• **Aim**
Scan the data below for the string "Александрия". Copy every line where it appears.

-- BEGIN The data --

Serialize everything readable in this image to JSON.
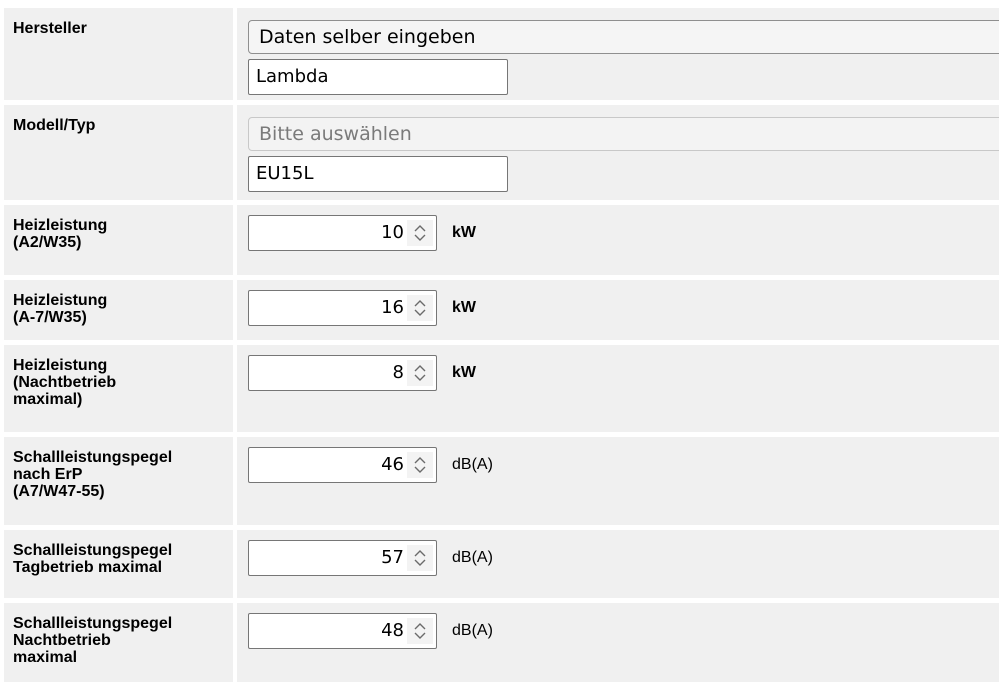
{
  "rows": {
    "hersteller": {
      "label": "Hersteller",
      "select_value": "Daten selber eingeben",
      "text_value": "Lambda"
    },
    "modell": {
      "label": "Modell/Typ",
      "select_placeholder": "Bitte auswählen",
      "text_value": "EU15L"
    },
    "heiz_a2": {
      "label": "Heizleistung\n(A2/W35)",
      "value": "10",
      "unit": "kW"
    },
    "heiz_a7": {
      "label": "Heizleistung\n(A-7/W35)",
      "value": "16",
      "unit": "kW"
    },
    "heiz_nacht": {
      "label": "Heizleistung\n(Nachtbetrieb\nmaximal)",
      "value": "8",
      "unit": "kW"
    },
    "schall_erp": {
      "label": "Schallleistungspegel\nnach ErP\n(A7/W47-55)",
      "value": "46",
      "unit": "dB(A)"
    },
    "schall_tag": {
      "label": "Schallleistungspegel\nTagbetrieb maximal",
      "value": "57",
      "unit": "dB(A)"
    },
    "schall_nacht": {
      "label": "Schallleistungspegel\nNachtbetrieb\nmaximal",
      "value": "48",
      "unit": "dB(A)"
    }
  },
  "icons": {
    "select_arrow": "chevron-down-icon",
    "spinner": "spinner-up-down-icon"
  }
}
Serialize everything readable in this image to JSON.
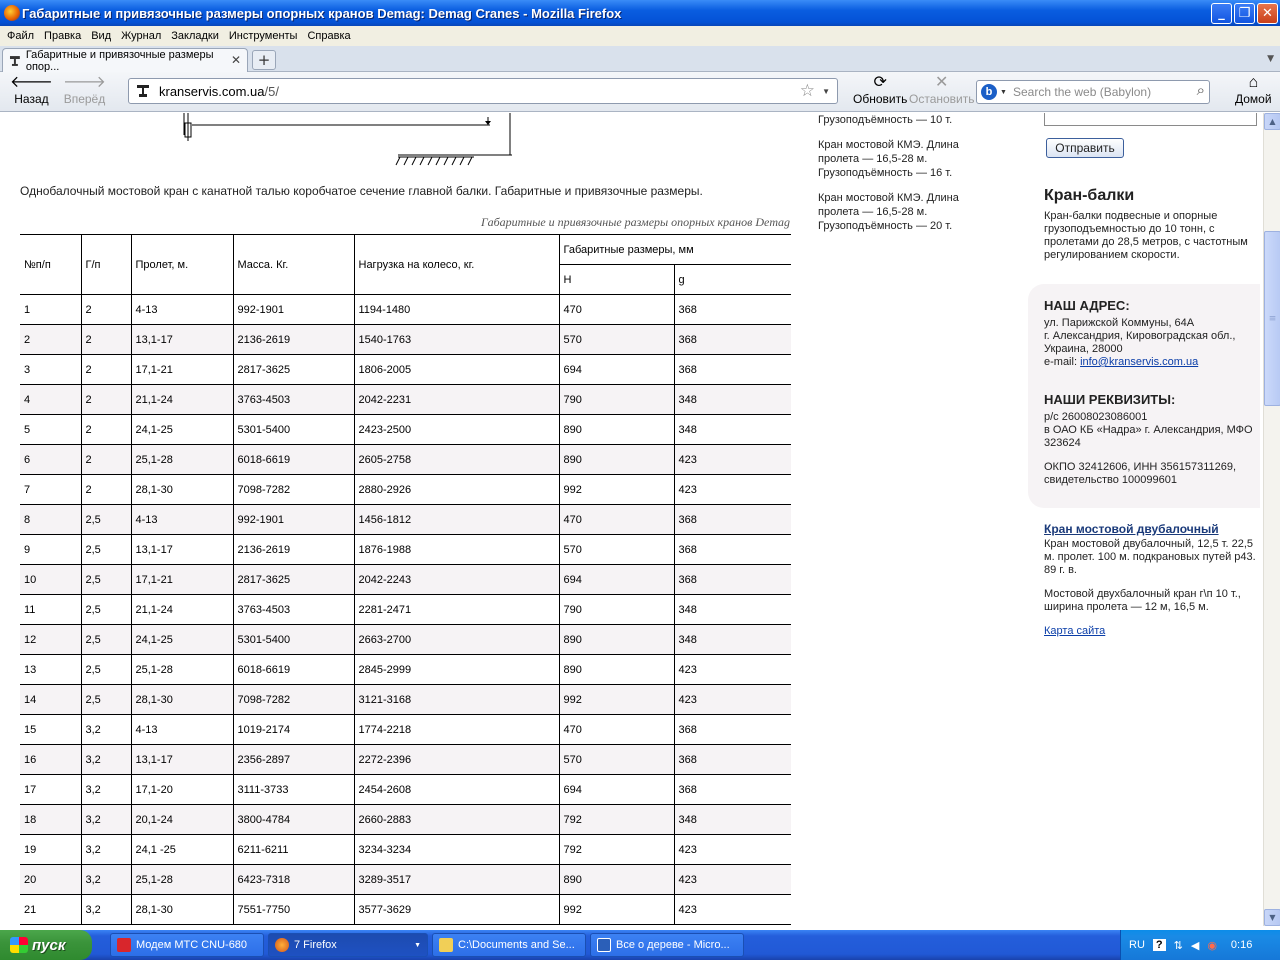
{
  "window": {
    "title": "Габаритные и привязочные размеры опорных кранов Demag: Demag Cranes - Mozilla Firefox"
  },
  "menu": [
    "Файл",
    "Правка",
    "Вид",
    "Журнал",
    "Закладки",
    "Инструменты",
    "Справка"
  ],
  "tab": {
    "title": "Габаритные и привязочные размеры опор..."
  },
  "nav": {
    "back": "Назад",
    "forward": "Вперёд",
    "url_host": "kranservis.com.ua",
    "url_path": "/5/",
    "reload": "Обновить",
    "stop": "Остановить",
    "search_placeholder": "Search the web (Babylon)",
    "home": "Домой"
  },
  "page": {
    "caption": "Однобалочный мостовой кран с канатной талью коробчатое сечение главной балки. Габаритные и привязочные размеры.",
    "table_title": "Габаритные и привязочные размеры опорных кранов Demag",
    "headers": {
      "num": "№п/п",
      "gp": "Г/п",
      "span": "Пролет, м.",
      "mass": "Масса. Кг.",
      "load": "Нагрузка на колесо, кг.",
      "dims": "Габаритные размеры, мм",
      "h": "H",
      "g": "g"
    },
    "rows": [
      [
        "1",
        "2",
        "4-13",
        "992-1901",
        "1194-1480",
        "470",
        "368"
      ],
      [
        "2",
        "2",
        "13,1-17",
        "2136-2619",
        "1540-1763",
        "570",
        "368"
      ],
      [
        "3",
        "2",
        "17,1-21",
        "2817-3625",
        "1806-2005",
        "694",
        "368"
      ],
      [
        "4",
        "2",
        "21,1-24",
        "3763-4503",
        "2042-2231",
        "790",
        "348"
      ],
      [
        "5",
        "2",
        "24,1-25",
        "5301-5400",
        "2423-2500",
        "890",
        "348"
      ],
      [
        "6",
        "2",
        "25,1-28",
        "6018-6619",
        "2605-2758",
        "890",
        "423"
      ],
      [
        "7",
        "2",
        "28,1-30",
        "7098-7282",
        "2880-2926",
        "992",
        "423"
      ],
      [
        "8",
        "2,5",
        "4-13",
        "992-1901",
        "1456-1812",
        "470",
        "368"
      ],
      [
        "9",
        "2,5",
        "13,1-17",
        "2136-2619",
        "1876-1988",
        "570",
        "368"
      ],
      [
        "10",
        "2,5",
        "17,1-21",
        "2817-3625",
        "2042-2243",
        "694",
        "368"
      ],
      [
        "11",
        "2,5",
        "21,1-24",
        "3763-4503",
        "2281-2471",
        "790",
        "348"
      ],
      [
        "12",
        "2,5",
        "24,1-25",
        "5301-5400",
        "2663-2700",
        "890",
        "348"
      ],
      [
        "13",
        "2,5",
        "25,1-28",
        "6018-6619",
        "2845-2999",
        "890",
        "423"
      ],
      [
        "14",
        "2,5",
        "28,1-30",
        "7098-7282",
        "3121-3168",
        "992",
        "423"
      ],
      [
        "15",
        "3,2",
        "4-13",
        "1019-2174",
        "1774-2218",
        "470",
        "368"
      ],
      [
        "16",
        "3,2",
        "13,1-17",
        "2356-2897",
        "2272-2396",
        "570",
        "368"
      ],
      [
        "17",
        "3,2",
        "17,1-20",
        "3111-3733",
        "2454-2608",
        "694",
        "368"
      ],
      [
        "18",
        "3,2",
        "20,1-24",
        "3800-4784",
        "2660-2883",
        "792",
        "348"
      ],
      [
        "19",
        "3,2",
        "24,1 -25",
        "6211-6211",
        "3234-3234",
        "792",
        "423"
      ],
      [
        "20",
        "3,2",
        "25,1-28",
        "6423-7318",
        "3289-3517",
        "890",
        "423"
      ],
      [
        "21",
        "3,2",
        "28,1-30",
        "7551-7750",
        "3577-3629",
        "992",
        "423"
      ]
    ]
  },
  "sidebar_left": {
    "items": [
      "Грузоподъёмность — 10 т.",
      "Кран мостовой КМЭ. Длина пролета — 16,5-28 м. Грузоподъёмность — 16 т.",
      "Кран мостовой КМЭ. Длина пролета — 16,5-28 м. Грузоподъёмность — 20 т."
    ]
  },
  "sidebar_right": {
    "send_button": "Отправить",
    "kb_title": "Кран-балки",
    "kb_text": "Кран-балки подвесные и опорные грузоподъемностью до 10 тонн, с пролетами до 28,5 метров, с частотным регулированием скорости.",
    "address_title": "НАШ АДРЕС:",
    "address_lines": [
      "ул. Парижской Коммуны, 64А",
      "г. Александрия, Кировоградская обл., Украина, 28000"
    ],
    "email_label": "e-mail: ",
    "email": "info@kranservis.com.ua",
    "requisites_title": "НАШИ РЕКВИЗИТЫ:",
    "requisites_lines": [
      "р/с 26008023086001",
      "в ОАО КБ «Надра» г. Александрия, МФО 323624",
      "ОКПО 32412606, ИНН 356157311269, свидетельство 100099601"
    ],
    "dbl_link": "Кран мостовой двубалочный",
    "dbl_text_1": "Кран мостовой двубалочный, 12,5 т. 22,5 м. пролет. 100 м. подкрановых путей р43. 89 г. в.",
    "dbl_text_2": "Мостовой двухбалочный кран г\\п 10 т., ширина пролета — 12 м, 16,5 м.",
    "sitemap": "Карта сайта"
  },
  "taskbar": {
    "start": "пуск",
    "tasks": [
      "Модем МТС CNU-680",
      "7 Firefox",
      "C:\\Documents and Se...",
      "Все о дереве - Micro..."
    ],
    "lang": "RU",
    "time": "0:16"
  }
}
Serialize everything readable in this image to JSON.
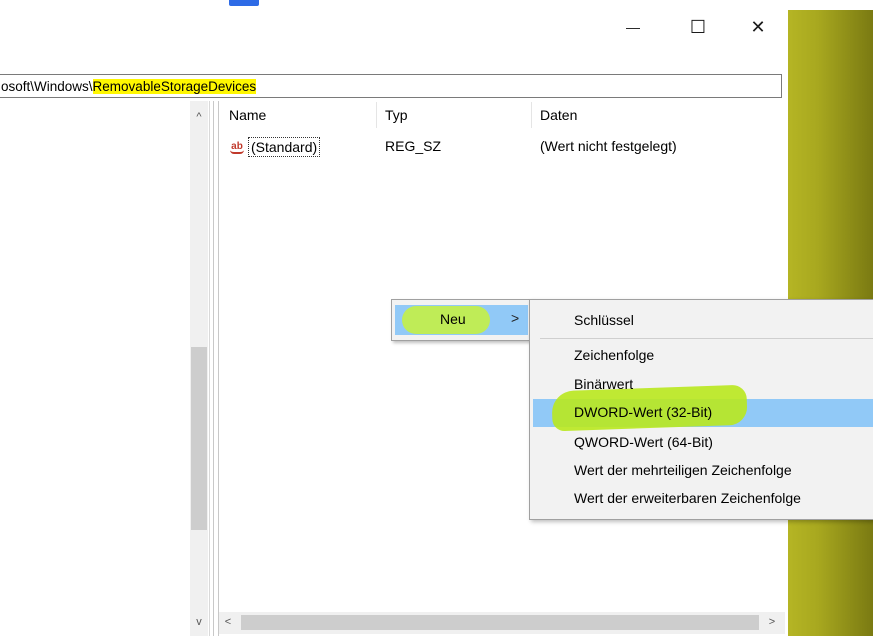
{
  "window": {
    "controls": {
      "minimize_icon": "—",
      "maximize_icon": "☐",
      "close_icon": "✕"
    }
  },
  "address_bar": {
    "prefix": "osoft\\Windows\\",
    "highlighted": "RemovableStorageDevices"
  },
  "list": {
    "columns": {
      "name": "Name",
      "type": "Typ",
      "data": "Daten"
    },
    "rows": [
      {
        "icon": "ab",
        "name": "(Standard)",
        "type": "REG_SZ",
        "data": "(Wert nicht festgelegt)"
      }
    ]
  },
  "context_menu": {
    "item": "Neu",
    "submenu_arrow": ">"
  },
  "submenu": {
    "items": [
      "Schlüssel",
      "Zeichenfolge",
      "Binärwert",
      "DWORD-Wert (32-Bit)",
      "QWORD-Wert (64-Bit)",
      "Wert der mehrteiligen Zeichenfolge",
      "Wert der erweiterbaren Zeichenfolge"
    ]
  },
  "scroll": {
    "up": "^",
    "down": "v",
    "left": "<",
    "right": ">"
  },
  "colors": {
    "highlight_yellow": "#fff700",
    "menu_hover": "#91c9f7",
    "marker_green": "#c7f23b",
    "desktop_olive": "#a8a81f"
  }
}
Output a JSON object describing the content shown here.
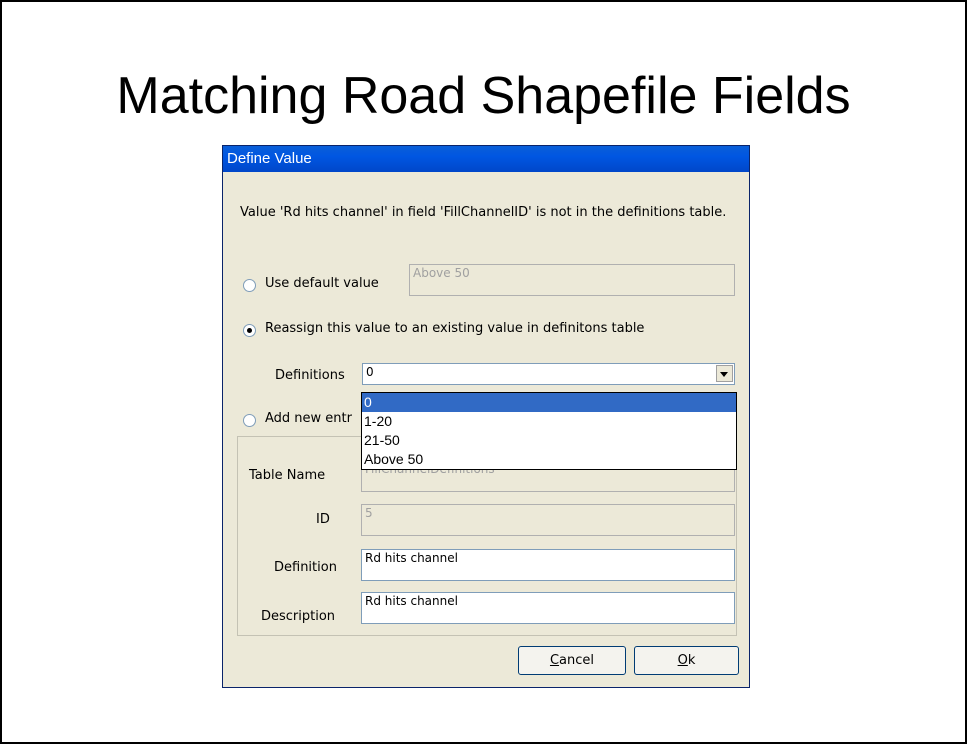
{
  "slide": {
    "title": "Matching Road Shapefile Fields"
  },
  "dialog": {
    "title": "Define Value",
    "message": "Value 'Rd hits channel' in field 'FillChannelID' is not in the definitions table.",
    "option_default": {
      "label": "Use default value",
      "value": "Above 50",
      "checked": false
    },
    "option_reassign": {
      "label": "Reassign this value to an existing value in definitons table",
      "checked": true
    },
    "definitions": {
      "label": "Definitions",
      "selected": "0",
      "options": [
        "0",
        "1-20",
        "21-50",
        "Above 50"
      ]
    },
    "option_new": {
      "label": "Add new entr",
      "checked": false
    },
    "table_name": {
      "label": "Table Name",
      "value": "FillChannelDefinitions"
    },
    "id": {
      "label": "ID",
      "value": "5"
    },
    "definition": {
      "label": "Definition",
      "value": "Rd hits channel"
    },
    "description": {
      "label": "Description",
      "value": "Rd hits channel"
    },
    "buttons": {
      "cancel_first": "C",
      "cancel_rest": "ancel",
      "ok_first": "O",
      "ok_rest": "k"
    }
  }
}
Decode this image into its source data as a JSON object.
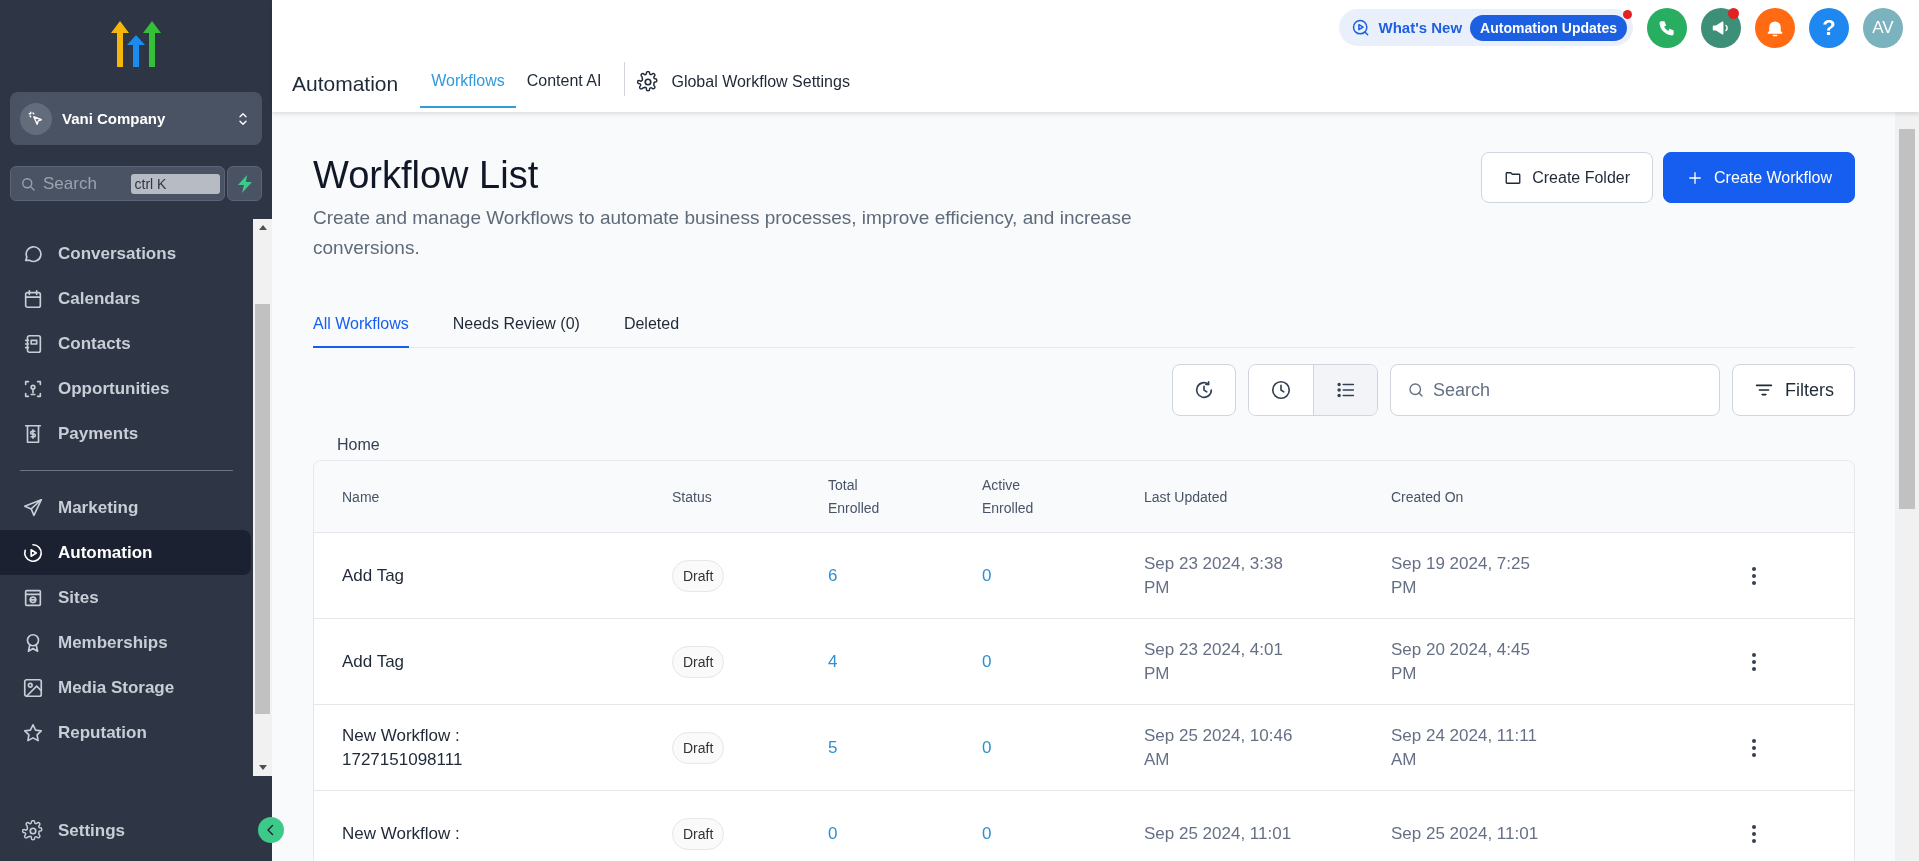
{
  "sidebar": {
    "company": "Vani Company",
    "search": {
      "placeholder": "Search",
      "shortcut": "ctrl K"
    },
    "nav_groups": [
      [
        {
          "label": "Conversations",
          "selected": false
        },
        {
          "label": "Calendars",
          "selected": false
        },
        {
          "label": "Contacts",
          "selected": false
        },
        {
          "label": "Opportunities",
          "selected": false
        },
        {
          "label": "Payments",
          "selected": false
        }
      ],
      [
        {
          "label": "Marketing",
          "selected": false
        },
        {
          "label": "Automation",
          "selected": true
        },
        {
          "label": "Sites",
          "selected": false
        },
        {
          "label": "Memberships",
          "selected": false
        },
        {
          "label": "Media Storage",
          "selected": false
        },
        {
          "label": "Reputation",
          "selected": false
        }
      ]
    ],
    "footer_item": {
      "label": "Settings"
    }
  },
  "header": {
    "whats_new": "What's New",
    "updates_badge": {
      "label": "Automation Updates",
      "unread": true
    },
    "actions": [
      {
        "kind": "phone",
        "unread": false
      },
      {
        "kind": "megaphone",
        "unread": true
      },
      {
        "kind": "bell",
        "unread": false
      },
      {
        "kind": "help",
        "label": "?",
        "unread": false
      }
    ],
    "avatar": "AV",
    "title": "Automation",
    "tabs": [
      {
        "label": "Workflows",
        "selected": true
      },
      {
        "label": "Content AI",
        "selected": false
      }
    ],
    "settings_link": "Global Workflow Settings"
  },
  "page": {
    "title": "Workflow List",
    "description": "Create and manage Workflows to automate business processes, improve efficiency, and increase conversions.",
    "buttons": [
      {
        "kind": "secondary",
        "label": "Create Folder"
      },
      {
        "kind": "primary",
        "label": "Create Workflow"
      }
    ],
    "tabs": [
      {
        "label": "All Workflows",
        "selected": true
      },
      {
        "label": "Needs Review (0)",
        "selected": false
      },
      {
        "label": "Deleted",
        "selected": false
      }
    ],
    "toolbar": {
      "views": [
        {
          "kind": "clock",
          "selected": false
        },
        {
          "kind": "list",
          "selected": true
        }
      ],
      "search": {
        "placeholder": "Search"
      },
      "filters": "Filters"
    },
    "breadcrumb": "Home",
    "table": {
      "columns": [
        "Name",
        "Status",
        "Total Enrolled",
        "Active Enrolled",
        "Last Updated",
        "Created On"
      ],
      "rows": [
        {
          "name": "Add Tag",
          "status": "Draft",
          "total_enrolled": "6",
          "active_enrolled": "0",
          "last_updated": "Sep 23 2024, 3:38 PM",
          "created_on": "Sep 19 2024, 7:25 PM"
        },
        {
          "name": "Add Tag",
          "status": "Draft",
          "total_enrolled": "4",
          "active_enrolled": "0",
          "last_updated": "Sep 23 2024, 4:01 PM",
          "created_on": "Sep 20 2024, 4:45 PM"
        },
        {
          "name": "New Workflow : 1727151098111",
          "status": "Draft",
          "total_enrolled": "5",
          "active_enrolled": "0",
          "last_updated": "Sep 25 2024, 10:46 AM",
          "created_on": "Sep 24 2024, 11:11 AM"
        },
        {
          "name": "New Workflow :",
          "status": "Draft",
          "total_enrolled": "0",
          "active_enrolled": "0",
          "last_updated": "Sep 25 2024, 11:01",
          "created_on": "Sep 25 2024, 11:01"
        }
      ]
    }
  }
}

-- END The data --

• **Written answer**
      "г. Александрия, Кировоградская обл., Украина, 28000"
      "в ОАО КБ «Надра» г. Александрия, МФО 323624",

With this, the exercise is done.